Task directions: Every line of the material that follows must be printed again exactly.

Exercise materials:
-- begin --
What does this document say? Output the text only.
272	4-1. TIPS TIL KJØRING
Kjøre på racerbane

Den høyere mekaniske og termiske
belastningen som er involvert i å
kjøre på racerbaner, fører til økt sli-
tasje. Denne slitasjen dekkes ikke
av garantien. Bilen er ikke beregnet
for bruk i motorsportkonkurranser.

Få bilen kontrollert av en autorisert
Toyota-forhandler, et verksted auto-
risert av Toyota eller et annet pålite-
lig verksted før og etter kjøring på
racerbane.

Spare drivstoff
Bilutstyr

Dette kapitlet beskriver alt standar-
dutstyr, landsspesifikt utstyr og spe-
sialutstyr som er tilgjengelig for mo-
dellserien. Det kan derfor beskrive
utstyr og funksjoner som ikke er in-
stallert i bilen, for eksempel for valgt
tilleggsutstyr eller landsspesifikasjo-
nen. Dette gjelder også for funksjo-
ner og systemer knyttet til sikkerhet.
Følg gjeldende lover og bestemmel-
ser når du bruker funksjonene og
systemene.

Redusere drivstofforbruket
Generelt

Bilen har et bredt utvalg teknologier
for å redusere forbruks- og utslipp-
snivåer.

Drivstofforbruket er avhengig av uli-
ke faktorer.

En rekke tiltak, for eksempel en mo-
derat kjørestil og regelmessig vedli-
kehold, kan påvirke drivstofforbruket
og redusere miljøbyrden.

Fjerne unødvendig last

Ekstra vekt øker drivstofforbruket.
-- end --
Response to this task:
What does this document say? Output the text only.
272	4-1. TIPS TIL KJØRING
Kjøre på racerbane

Den høyere mekaniske og termiske
belastningen som er involvert i å
kjøre på racerbaner, fører til økt sli-
tasje. Denne slitasjen dekkes ikke
av garantien. Bilen er ikke beregnet
for bruk i motorsportkonkurranser.

Få bilen kontrollert av en autorisert
Toyota-forhandler, et verksted auto-
risert av Toyota eller et annet pålite-
lig verksted før og etter kjøring på
racerbane.

Spare drivstoff
Bilutstyr

Dette kapitlet beskriver alt standar-
dutstyr, landsspesifikt utstyr og spe-
sialutstyr som er tilgjengelig for mo-
dellserien. Det kan derfor beskrive
utstyr og funksjoner som ikke er in-
stallert i bilen, for eksempel for valgt
tilleggsutstyr eller landsspesifikasjo-
nen. Dette gjelder også for funksjo-
ner og systemer knyttet til sikkerhet.
Følg gjeldende lover og bestemmel-
ser når du bruker funksjonene og
systemene.

Redusere drivstofforbruket
Generelt

Bilen har et bredt utvalg teknologier
for å redusere forbruks- og utslipp-
snivåer.

Drivstofforbruket er avhengig av uli-
ke faktorer.

En rekke tiltak, for eksempel en mo-
derat kjørestil og regelmessig vedli-
kehold, kan påvirke drivstofforbruket
og redusere miljøbyrden.

Fjerne unødvendig last

Ekstra vekt øker drivstofforbruket.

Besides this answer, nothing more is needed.